Data excerpts start

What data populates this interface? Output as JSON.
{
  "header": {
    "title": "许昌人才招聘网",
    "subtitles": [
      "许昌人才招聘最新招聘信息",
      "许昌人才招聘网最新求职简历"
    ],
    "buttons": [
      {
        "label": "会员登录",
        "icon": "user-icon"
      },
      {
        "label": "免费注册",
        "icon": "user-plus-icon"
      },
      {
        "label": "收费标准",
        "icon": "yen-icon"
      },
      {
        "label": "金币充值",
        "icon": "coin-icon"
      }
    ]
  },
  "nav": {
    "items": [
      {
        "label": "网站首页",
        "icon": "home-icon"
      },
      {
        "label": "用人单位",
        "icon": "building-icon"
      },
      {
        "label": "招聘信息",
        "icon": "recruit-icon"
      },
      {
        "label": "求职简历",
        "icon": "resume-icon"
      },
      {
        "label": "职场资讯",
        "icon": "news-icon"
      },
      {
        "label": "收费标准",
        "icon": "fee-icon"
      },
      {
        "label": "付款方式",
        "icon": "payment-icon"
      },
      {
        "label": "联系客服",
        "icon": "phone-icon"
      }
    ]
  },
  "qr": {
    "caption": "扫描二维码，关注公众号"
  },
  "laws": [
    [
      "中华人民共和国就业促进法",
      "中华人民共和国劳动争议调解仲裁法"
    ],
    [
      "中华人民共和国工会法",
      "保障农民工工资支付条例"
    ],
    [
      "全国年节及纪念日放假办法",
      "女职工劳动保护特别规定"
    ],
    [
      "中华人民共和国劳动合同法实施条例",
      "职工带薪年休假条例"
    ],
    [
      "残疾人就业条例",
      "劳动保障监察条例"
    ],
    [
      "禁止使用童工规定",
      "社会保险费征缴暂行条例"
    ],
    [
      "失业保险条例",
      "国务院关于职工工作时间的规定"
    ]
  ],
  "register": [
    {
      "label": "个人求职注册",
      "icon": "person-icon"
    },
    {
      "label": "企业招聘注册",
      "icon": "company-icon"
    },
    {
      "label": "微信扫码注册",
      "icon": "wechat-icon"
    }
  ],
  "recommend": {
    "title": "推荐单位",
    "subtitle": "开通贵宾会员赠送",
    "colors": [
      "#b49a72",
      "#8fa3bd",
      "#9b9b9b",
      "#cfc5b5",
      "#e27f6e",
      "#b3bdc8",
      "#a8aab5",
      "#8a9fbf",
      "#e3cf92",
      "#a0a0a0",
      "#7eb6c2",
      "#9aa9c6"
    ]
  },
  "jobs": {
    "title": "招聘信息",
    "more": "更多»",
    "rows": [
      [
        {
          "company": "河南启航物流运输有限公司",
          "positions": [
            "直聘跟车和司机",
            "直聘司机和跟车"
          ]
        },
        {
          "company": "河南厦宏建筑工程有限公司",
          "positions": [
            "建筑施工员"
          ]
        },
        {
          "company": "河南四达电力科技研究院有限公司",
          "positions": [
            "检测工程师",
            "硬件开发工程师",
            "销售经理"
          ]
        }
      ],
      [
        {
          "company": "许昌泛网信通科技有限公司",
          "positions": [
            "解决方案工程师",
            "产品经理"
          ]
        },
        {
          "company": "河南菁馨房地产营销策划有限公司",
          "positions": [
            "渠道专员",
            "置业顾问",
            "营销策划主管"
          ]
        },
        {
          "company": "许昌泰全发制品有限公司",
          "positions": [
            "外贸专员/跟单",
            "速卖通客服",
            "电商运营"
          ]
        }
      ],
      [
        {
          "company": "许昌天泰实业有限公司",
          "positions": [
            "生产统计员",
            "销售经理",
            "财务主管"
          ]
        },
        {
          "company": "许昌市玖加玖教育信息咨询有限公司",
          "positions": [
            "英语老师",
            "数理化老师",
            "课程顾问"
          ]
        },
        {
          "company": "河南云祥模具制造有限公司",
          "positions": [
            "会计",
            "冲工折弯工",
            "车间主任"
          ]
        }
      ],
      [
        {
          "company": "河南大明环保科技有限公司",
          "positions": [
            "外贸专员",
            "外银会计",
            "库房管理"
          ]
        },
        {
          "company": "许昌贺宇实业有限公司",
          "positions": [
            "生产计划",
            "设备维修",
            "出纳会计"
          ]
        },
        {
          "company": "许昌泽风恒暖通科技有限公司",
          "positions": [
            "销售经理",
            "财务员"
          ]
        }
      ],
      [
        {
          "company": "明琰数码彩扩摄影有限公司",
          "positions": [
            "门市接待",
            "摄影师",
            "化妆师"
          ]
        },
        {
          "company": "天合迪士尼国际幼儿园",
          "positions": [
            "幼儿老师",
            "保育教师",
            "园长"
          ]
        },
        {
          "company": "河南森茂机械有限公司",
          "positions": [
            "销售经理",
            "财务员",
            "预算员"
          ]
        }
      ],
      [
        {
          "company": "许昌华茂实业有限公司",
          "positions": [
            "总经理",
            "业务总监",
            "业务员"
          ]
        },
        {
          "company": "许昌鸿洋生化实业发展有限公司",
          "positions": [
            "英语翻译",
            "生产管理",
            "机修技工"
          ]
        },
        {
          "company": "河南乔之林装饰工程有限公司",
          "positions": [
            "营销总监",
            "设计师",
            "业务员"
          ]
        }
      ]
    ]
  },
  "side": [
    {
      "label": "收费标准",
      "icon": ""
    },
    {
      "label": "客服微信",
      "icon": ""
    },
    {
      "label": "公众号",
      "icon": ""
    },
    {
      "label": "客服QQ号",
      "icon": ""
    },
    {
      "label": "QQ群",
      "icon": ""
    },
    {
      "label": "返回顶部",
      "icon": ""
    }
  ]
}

Data excerpts end

→ **Task to carry out**
Transcribe every entry verbatim.

→ **Full solution**
What data populates this interface? Output as JSON.
{
  "header": {
    "title": "许昌人才招聘网",
    "subtitles": [
      "许昌人才招聘最新招聘信息",
      "许昌人才招聘网最新求职简历"
    ],
    "buttons": [
      {
        "label": "会员登录",
        "icon": "user-icon"
      },
      {
        "label": "免费注册",
        "icon": "user-plus-icon"
      },
      {
        "label": "收费标准",
        "icon": "yen-icon"
      },
      {
        "label": "金币充值",
        "icon": "coin-icon"
      }
    ]
  },
  "nav": {
    "items": [
      {
        "label": "网站首页",
        "icon": "home-icon"
      },
      {
        "label": "用人单位",
        "icon": "building-icon"
      },
      {
        "label": "招聘信息",
        "icon": "recruit-icon"
      },
      {
        "label": "求职简历",
        "icon": "resume-icon"
      },
      {
        "label": "职场资讯",
        "icon": "news-icon"
      },
      {
        "label": "收费标准",
        "icon": "fee-icon"
      },
      {
        "label": "付款方式",
        "icon": "payment-icon"
      },
      {
        "label": "联系客服",
        "icon": "phone-icon"
      }
    ]
  },
  "qr": {
    "caption": "扫描二维码，关注公众号"
  },
  "laws": [
    [
      "中华人民共和国就业促进法",
      "中华人民共和国劳动争议调解仲裁法"
    ],
    [
      "中华人民共和国工会法",
      "保障农民工工资支付条例"
    ],
    [
      "全国年节及纪念日放假办法",
      "女职工劳动保护特别规定"
    ],
    [
      "中华人民共和国劳动合同法实施条例",
      "职工带薪年休假条例"
    ],
    [
      "残疾人就业条例",
      "劳动保障监察条例"
    ],
    [
      "禁止使用童工规定",
      "社会保险费征缴暂行条例"
    ],
    [
      "失业保险条例",
      "国务院关于职工工作时间的规定"
    ]
  ],
  "register": [
    {
      "label": "个人求职注册",
      "icon": "person-icon"
    },
    {
      "label": "企业招聘注册",
      "icon": "company-icon"
    },
    {
      "label": "微信扫码注册",
      "icon": "wechat-icon"
    }
  ],
  "recommend": {
    "title": "推荐单位",
    "subtitle": "开通贵宾会员赠送",
    "colors": [
      "#b49a72",
      "#8fa3bd",
      "#9b9b9b",
      "#cfc5b5",
      "#e27f6e",
      "#b3bdc8",
      "#a8aab5",
      "#8a9fbf",
      "#e3cf92",
      "#a0a0a0",
      "#7eb6c2",
      "#9aa9c6"
    ]
  },
  "jobs": {
    "title": "招聘信息",
    "more": "更多»",
    "rows": [
      [
        {
          "company": "河南启航物流运输有限公司",
          "positions": [
            "直聘跟车和司机",
            "直聘司机和跟车"
          ]
        },
        {
          "company": "河南厦宏建筑工程有限公司",
          "positions": [
            "建筑施工员"
          ]
        },
        {
          "company": "河南四达电力科技研究院有限公司",
          "positions": [
            "检测工程师",
            "硬件开发工程师",
            "销售经理"
          ]
        }
      ],
      [
        {
          "company": "许昌泛网信通科技有限公司",
          "positions": [
            "解决方案工程师",
            "产品经理"
          ]
        },
        {
          "company": "河南菁馨房地产营销策划有限公司",
          "positions": [
            "渠道专员",
            "置业顾问",
            "营销策划主管"
          ]
        },
        {
          "company": "许昌泰全发制品有限公司",
          "positions": [
            "外贸专员/跟单",
            "速卖通客服",
            "电商运营"
          ]
        }
      ],
      [
        {
          "company": "许昌天泰实业有限公司",
          "positions": [
            "生产统计员",
            "销售经理",
            "财务主管"
          ]
        },
        {
          "company": "许昌市玖加玖教育信息咨询有限公司",
          "positions": [
            "英语老师",
            "数理化老师",
            "课程顾问"
          ]
        },
        {
          "company": "河南云祥模具制造有限公司",
          "positions": [
            "会计",
            "冲工折弯工",
            "车间主任"
          ]
        }
      ],
      [
        {
          "company": "河南大明环保科技有限公司",
          "positions": [
            "外贸专员",
            "外银会计",
            "库房管理"
          ]
        },
        {
          "company": "许昌贺宇实业有限公司",
          "positions": [
            "生产计划",
            "设备维修",
            "出纳会计"
          ]
        },
        {
          "company": "许昌泽风恒暖通科技有限公司",
          "positions": [
            "销售经理",
            "财务员"
          ]
        }
      ],
      [
        {
          "company": "明琰数码彩扩摄影有限公司",
          "positions": [
            "门市接待",
            "摄影师",
            "化妆师"
          ]
        },
        {
          "company": "天合迪士尼国际幼儿园",
          "positions": [
            "幼儿老师",
            "保育教师",
            "园长"
          ]
        },
        {
          "company": "河南森茂机械有限公司",
          "positions": [
            "销售经理",
            "财务员",
            "预算员"
          ]
        }
      ],
      [
        {
          "company": "许昌华茂实业有限公司",
          "positions": [
            "总经理",
            "业务总监",
            "业务员"
          ]
        },
        {
          "company": "许昌鸿洋生化实业发展有限公司",
          "positions": [
            "英语翻译",
            "生产管理",
            "机修技工"
          ]
        },
        {
          "company": "河南乔之林装饰工程有限公司",
          "positions": [
            "营销总监",
            "设计师",
            "业务员"
          ]
        }
      ]
    ]
  },
  "side": [
    {
      "label": "收费标准",
      "icon": ""
    },
    {
      "label": "客服微信",
      "icon": ""
    },
    {
      "label": "公众号",
      "icon": ""
    },
    {
      "label": "客服QQ号",
      "icon": ""
    },
    {
      "label": "QQ群",
      "icon": ""
    },
    {
      "label": "返回顶部",
      "icon": ""
    }
  ]
}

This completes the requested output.